» **Required task A**: In the workday reading post, what percentage of women preferred male bosses to female ones, according to the new poll?
» **Required task B**: Copy out the workday reading post word for word, starting at "Belle’s Workday Reading: November" and ending at "still my favorite.".

Belle’s Workday Reading: November 5, 2014

Nov 5, 2014



1) WhoWhatWear has an interesting tip for how to wear high heels without pain, and it’s one I haven’t heard before.  Daily Mail also has some tips for walking well, and comfortably, in heels.  Need a video tutorial?  This one from the Oprah show is still my favorite.

My best tip?  Don’t overreach.  The baby giraffe walk is not cute, so if 4″+ is intimidating, bring it down.  I love a 2.5 or 2 7/8 inch heel.  They give some height, but don’t devastate your feet or your balance.   Need a <3″ shoe?  I love my Valentina pumps (25%-off with code GETWARM).  For something under-$100, try these Sole Society pumps in leopard or black.

2) New York Daily News tackles the controversial topic of women who bully women in the workplace after a new poll showed that 39% of women prefer male bosses to female ones.

3) For this week’s affordable handbag, we have a chic hobo bag from The Limited.  It comes in three neutral shades and has a sleek shape.

4) Having trouble maximize your time?  Lifehacker advises you to think of seconds as dollars in something called the Magic Bank Account theory.  It’s an interesting idea.

5) Forever21 has some cute blouses right now.  I love the modern look of this white blouse; it’s very Phillip Lim.  The rhinestone cuffs on this white blouse are fun.  And do not miss this chevron-print button-up, it’s sublime.  Plus-size?  This crochet-front top has a lovely mix of textures.

[Excerpts from a layout annotation set]
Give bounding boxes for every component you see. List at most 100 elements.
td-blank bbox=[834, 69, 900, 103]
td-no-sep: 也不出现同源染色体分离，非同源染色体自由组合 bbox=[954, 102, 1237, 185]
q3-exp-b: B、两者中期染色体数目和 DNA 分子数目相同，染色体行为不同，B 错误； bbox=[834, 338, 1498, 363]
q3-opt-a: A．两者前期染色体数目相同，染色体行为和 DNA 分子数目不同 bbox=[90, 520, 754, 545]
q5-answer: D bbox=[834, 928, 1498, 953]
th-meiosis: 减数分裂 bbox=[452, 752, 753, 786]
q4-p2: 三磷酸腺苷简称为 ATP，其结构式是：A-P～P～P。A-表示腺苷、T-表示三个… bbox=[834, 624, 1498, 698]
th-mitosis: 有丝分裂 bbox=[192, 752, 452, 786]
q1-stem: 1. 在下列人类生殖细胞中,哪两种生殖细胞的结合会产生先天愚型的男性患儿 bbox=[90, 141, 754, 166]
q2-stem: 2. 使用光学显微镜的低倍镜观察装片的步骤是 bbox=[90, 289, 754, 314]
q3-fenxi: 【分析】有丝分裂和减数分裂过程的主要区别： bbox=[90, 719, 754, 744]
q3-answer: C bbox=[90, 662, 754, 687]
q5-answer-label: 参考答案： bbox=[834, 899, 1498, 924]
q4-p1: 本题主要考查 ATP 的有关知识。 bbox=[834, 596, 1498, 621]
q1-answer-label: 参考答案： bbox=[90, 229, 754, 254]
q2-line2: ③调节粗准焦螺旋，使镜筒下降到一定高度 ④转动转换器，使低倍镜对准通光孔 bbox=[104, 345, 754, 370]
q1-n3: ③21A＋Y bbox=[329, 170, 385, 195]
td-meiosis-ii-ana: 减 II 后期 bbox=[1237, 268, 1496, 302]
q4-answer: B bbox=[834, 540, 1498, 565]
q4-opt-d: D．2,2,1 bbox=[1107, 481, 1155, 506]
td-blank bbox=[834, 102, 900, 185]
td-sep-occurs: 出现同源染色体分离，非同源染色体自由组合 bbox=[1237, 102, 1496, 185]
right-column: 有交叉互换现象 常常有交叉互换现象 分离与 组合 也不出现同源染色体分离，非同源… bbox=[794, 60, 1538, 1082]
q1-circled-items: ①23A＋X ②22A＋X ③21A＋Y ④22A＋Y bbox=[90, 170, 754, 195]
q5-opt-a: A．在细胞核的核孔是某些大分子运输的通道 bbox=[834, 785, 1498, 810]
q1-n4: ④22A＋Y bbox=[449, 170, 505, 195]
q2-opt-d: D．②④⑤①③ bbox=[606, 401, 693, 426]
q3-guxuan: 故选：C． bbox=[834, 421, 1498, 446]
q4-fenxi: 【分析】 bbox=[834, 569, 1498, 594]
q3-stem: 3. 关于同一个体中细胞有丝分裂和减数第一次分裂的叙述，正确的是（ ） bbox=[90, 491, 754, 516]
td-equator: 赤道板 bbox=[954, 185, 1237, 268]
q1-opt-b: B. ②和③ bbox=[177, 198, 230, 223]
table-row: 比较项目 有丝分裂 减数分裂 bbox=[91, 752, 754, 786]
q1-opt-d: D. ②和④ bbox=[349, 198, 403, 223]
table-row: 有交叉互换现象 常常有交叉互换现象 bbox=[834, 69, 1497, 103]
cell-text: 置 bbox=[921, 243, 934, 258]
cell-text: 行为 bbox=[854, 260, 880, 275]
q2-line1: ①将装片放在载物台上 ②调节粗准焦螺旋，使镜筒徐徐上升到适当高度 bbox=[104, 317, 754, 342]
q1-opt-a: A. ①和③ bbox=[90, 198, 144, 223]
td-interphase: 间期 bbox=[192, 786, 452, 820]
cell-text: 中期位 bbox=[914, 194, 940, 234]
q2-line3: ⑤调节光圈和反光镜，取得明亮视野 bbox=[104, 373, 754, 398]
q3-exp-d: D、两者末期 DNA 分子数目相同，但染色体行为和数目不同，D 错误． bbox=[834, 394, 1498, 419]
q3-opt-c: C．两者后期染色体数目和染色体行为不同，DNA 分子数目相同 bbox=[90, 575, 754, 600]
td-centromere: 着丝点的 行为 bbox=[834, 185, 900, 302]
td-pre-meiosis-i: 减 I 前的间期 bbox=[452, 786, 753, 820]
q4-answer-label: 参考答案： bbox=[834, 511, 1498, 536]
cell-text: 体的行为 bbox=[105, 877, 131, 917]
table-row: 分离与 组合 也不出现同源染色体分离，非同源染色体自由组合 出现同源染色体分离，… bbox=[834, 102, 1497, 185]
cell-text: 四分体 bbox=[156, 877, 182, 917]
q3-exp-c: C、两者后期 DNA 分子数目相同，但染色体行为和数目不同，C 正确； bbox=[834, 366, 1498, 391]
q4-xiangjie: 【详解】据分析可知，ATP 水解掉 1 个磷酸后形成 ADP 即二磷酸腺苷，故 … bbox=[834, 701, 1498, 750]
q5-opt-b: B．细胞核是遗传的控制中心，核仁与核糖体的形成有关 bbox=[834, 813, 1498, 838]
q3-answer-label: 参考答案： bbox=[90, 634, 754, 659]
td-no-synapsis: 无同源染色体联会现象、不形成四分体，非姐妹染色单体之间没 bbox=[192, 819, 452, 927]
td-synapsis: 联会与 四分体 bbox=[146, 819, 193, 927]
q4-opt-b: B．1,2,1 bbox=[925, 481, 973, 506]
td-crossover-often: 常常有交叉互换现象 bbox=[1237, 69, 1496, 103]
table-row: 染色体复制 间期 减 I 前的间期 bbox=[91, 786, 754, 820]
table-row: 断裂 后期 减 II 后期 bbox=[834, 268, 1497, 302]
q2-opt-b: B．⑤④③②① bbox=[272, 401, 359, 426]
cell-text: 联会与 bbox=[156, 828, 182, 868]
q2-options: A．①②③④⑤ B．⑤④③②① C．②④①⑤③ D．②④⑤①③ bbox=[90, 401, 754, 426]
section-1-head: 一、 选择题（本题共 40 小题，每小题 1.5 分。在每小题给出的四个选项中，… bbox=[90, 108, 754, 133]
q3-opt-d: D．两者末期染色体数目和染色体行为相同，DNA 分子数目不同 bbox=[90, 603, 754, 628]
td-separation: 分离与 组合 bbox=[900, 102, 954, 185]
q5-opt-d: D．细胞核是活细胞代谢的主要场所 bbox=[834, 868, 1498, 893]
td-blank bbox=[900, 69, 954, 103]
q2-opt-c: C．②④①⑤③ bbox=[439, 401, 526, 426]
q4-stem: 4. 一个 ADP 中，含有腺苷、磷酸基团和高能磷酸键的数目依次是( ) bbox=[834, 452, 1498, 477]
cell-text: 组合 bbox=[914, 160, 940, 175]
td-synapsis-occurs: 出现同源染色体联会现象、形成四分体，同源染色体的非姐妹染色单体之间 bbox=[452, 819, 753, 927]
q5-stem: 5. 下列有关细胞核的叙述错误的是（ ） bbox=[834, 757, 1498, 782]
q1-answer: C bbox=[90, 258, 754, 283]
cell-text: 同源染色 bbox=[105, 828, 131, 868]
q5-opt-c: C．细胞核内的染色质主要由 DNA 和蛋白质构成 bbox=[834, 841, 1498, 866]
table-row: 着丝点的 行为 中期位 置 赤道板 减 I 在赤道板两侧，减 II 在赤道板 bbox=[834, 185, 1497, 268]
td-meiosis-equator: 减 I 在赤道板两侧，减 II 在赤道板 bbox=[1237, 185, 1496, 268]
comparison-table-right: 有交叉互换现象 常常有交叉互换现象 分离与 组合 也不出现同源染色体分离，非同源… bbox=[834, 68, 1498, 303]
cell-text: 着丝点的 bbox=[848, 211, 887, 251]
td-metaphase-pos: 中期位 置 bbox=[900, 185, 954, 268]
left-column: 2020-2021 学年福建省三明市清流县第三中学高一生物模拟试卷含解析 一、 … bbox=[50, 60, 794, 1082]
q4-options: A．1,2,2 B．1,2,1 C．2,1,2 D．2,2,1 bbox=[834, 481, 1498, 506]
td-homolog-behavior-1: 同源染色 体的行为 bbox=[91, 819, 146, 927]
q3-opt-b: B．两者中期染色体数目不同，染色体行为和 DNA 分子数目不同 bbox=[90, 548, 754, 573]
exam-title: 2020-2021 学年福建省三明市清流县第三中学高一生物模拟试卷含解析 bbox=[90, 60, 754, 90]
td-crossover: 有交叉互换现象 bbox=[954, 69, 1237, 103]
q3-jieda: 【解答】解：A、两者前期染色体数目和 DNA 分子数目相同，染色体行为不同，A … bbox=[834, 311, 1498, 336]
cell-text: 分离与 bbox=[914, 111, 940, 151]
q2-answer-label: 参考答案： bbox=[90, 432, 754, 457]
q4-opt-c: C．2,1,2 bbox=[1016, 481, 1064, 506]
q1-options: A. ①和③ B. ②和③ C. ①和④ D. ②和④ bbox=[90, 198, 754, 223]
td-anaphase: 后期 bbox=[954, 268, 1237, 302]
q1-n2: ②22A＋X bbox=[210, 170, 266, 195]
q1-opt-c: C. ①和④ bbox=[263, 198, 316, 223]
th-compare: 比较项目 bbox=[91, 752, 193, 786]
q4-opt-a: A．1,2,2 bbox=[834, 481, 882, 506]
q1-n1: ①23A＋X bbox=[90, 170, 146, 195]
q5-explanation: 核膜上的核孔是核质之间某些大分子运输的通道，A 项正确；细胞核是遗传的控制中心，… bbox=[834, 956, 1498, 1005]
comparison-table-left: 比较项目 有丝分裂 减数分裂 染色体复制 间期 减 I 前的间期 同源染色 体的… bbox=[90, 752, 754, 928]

» **Task output A**: 39%

» **Task output B**:
Belle’s Workday Reading: November 5, 2014

Nov 5, 2014



1) WhoWhatWear has an interesting tip for how to wear high heels without pain, and it’s one I haven’t heard before.  Daily Mail also has some tips for walking well, and comfortably, in heels.  Need a video tutorial?  This one from the Oprah show is still my favorite.